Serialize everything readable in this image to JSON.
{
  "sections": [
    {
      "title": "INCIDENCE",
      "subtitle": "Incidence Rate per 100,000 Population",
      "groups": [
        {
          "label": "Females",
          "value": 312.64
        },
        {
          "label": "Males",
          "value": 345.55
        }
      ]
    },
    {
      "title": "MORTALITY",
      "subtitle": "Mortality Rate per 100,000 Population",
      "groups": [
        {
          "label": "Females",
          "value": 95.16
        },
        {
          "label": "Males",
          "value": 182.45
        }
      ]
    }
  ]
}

▶ Goal
Copy out the whole listing exactly; please set it all down.

▶ Answer to the exercise
Serialize everything readable in this image to JSON.
{
  "sections": [
    {
      "title": "INCIDENCE",
      "subtitle": "Incidence Rate per 100,000 Population",
      "groups": [
        {
          "label": "Females",
          "value": 312.64
        },
        {
          "label": "Males",
          "value": 345.55
        }
      ]
    },
    {
      "title": "MORTALITY",
      "subtitle": "Mortality Rate per 100,000 Population",
      "groups": [
        {
          "label": "Females",
          "value": 95.16
        },
        {
          "label": "Males",
          "value": 182.45
        }
      ]
    }
  ]
}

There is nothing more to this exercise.